→ Extracted text:
------

What are the things that bring scale to the businesses we have today and introduce us to incremental verticals or clients that perhaps we have not played as much in in the past, but really do contribute either from an infrastructure, a customer, a scalability perspective, and quite frankly, are accretive to earnings. I think we, for a little while, we were in, let's go buy capability. We have done that. We feel good about where we are at. The future really is, how do we put our dollars to work and buy things that really propel the company forward. Probably a lot in the corporate payment space specifically is where you will see us focus.
What are you seeing out there, just very broadly speaking, in terms of the M&A environment? Are sellers kind of a little more reasonable with their valuations? It feels like some things are clicking and popping, not just for you guys, but across the board. Is that, you know, have things changed over the last couple of years in terms of the bid-ask on these assets?
100%. I mean, I think Avid is the perfect example. And, you know, I'm not sure if we ever publicly said it, but it was a very different price a couple of years ago when we wanted to first look at acquiring it. And quite frankly, it was dilutive to our earnings. And so, you know, two years down the road, even as an equity method investment, you know, this thing will be accretive to earnings going into next year. So it's just a different ballgame today.
That makes sense. Changing track, so to speak, over to vehicle payments. Maybe you could give us kind of a status report on the North America fleet business. You know, kind of what your guidance implies, where you're at now, your confidence level about getting from point A to point B.

------

[Page element annotations]
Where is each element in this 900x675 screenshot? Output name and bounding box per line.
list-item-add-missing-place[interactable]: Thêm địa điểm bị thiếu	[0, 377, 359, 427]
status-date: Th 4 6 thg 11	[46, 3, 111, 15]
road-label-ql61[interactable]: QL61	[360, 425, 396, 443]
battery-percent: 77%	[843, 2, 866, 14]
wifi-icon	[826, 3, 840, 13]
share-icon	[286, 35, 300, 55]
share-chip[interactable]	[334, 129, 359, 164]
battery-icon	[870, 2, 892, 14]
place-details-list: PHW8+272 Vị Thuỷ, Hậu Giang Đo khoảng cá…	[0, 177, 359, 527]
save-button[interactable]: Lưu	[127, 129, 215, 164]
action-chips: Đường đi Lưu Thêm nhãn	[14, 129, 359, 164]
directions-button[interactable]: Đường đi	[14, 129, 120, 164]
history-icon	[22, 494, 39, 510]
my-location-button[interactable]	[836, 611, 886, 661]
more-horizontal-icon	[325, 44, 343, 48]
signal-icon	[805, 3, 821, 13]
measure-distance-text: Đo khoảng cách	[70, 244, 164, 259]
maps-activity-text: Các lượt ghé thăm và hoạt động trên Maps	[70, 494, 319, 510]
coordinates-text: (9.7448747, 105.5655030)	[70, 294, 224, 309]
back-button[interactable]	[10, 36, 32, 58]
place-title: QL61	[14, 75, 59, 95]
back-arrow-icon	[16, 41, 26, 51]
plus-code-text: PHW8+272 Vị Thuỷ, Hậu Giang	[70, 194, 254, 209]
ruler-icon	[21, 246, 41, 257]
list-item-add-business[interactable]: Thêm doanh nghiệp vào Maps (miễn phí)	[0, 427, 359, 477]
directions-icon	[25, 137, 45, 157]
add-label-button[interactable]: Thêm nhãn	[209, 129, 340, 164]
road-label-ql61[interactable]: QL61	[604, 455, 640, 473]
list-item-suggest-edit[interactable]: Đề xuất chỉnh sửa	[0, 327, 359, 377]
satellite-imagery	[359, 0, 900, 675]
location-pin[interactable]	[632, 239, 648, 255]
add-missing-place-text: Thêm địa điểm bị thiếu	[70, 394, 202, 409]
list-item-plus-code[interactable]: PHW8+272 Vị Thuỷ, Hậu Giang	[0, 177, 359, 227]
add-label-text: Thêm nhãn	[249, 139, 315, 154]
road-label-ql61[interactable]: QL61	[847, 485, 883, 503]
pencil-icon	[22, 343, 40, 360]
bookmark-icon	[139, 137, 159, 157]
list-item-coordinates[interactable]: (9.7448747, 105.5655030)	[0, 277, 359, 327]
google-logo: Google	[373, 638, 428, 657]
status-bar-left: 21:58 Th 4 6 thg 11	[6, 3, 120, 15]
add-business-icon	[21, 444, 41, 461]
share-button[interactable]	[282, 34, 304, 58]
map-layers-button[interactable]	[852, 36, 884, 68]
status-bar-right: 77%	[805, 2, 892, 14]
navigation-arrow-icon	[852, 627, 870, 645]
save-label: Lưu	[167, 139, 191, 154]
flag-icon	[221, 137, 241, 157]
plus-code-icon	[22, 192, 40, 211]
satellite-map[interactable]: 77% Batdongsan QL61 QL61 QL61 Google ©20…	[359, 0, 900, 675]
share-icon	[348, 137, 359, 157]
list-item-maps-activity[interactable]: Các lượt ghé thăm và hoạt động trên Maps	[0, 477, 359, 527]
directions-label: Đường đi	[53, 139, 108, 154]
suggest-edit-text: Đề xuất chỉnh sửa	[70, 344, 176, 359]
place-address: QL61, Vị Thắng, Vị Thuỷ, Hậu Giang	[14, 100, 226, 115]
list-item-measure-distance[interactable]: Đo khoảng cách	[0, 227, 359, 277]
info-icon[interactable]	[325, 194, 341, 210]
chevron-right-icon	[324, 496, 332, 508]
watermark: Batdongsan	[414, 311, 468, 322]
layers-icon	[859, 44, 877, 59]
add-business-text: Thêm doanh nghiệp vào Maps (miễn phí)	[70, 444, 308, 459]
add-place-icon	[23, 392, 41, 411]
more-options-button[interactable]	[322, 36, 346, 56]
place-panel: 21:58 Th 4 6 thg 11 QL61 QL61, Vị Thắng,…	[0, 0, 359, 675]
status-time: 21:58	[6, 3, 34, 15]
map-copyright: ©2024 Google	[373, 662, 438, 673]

------

→ Required tasks:
[1] Answer these questions about the acquisitions discussion:
(a) In which space does the speaker say the company will probably focus?
(b) What does the speaker call the perfect example?
(c) What business does the questioner ask for a status report on?
[2] Print the records from their first line up to and including the line with "status-date: Th 4".

→ Answers in order:
[1]
(a) The corporate payment space.
(b) Avid.
(c) The North America fleet business.

[2]
Where is each element in this 900x675 screenshot? Output name and bounding box per line.
list-item-add-missing-place[interactable]: Thêm địa điểm bị thiếu	[0, 377, 359, 427]
status-date: Th 4 6 thg 11	[46, 3, 111, 15]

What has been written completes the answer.